[Data records]
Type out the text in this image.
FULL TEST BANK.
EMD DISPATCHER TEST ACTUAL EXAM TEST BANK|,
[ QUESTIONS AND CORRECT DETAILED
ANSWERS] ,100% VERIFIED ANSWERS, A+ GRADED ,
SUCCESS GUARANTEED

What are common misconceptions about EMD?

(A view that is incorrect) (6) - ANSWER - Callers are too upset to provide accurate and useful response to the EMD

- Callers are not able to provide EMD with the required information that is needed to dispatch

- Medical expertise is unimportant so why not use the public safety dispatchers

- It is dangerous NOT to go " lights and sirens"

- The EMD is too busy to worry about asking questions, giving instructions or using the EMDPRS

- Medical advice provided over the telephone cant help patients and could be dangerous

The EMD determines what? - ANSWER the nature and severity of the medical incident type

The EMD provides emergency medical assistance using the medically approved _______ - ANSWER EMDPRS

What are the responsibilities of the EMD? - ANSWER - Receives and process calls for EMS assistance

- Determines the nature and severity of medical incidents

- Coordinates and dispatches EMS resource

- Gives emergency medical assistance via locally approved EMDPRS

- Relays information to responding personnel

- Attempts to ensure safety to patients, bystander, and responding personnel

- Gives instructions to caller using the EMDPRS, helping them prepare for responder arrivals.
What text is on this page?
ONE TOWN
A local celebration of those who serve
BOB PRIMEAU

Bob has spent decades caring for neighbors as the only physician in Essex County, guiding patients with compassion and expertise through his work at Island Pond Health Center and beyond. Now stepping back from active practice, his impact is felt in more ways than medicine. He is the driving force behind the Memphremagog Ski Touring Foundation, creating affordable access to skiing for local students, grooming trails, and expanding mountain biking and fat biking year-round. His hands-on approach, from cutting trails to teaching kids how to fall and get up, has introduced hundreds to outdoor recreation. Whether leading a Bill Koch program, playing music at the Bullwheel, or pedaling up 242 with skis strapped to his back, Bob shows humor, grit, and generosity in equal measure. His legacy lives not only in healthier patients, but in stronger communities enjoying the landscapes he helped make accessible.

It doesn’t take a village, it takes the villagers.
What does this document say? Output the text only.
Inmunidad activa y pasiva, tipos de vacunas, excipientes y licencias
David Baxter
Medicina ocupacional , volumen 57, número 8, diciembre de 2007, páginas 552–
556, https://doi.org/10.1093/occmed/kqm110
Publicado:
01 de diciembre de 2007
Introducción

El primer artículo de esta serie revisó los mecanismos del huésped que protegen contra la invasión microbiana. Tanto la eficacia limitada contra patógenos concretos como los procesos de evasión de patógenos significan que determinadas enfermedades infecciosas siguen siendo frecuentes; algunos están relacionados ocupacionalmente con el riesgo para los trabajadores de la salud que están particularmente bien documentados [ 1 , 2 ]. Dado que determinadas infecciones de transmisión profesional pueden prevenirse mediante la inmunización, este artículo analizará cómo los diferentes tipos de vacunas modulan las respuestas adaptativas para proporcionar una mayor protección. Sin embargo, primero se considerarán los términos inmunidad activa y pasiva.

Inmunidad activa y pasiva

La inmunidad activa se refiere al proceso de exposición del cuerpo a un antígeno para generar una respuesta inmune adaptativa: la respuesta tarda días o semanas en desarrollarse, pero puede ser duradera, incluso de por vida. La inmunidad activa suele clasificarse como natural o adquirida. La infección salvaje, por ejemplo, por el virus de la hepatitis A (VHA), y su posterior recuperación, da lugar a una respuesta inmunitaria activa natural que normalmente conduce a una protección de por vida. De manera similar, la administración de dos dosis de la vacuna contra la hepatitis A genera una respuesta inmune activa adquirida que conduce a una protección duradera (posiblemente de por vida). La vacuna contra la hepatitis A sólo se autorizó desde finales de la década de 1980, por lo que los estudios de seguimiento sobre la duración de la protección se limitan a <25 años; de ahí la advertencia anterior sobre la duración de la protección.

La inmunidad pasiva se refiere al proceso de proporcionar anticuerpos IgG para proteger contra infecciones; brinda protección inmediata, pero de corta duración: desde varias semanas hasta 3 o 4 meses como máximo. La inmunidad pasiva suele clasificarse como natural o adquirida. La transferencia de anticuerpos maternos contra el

REQUIRED WORK:
Check each line above for the string "dangerous" and return those that contain it.

COMPLETED EXERCISE:
- It is dangerous NOT to go " lights and sirens"
- Medical advice provided over the telephone cant help patients and could be dangerous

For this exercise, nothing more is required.